* _WHAT TO PRODUCE_:
Copy each line of the entries that contains the word "причины".

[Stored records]
▶

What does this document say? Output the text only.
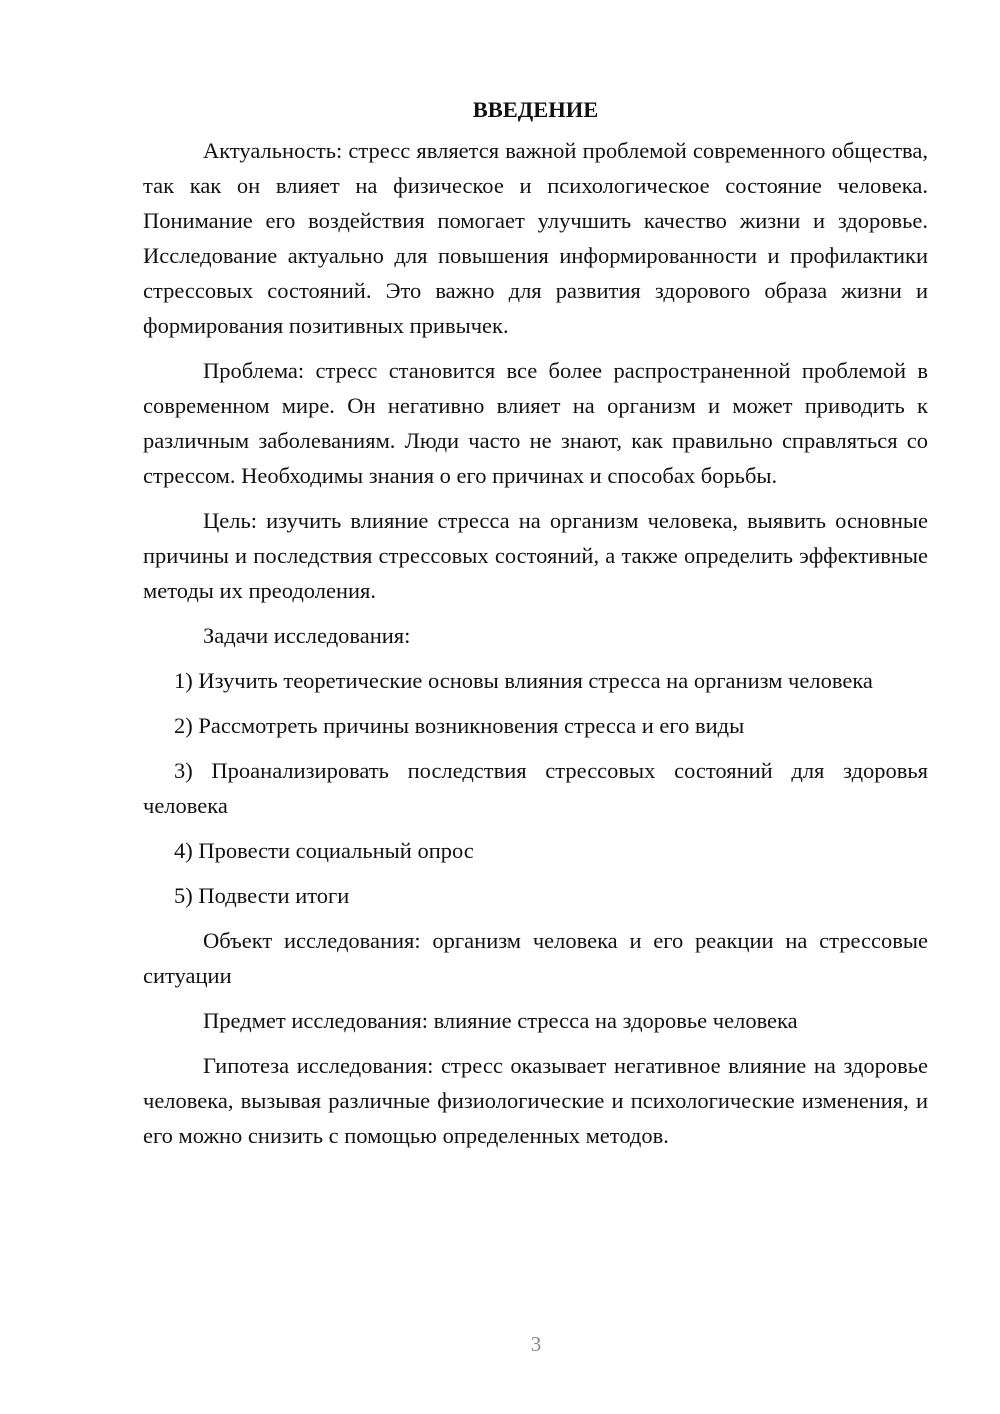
ВВЕДЕНИЕ

Актуальность: стресс является важной проблемой современного общества, так как он влияет на физическое и психологическое состояние человека. Понимание его воздействия помогает улучшить качество жизни и здоровье. Исследование актуально для повышения информированности и профилактики стрессовых состояний. Это важно для развития здорового образа жизни и формирования позитивных привычек.

Проблема: стресс становится все более распространенной проблемой в современном мире. Он негативно влияет на организм и может приводить к различным заболеваниям. Люди часто не знают, как правильно справляться со стрессом. Необходимы знания о его причинах и способах борьбы.

Цель: изучить влияние стресса на организм человека, выявить основные причины и последствия стрессовых состояний, а также определить эффективные методы их преодоления.

Задачи исследования:

1) Изучить теоретические основы влияния стресса на организм человека

2) Рассмотреть причины возникновения стресса и его виды

3) Проанализировать последствия стрессовых состояний для здоровья человека

4) Провести социальный опрос

5) Подвести итоги

Объект исследования: организм человека и его реакции на стрессовые ситуации

Предмет исследования: влияние стресса на здоровье человека

Гипотеза исследования: стресс оказывает негативное влияние на здоровье человека, вызывая различные физиологические и психологические изменения, и его можно снизить с помощью определенных методов.

3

◀

* _OUTPUT OF THE EXERCISE_:
Цель: изучить влияние стресса на организм человека, выявить основные причины и последствия стрессовых состояний, а также определить эффективные методы их преодоления.
2) Рассмотреть причины возникновения стресса и его виды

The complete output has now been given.